Every line of the data that contains the string "JSON" must be copied.

▽

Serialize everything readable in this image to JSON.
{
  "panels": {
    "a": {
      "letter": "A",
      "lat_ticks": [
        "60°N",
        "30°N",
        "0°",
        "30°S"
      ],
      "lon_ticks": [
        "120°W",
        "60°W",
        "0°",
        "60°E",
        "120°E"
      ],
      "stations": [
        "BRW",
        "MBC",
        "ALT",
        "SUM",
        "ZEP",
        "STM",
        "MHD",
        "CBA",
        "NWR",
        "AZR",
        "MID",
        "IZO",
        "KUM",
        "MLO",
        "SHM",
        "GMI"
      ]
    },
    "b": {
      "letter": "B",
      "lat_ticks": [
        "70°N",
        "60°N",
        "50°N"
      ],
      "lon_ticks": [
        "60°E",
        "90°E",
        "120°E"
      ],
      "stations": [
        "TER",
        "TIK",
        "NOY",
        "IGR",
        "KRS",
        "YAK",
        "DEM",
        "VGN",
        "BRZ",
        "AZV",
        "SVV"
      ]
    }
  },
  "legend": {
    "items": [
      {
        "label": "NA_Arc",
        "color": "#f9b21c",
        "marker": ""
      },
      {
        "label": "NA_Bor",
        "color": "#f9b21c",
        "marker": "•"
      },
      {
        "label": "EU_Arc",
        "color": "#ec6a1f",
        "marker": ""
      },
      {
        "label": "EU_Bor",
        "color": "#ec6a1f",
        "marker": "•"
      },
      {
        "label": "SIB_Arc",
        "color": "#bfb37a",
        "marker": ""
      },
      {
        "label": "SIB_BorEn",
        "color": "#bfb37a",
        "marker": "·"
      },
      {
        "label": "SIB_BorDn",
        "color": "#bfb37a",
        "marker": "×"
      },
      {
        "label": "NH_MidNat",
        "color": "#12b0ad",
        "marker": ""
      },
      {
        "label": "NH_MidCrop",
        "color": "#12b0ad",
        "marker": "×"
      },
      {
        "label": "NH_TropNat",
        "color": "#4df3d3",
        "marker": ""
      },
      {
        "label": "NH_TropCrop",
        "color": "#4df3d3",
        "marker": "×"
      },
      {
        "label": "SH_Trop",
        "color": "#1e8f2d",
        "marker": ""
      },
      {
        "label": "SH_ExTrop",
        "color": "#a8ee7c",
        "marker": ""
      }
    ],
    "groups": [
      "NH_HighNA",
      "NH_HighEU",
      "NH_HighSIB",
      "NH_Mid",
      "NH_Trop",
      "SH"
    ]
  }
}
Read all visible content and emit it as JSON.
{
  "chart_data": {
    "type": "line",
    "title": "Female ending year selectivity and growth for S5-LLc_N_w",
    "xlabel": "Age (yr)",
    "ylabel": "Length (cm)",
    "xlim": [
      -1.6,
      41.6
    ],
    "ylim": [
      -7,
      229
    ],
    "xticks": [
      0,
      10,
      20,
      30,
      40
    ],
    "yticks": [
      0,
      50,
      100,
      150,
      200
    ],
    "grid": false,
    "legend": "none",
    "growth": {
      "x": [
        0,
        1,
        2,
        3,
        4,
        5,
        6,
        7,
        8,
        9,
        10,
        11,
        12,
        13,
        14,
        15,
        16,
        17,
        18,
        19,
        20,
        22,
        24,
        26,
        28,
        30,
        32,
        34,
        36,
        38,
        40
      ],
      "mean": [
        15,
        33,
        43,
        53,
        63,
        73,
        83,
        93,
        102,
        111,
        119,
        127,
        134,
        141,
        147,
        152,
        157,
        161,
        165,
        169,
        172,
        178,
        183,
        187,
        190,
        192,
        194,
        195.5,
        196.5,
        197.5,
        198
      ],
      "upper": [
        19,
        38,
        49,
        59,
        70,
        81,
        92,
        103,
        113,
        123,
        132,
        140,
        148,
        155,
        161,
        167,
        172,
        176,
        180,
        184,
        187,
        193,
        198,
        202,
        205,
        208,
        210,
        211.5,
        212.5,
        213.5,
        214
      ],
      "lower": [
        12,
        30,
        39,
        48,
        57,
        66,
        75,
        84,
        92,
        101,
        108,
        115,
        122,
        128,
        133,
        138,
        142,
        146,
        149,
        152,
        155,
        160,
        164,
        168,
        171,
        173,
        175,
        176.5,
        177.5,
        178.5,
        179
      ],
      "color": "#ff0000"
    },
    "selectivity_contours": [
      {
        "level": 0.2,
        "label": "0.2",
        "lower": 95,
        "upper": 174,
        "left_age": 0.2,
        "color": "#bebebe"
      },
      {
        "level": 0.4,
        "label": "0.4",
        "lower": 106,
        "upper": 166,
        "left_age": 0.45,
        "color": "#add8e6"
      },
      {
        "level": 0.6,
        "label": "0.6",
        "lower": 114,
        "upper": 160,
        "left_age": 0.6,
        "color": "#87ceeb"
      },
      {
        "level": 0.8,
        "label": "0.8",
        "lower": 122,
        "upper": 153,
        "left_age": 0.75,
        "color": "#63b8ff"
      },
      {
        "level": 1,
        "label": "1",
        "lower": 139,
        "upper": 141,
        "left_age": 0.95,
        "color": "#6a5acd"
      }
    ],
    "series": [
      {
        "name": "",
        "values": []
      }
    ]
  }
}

△

| EXERCISE OUTPUT |
Serialize everything readable in this image to JSON.
Read all visible content and emit it as JSON.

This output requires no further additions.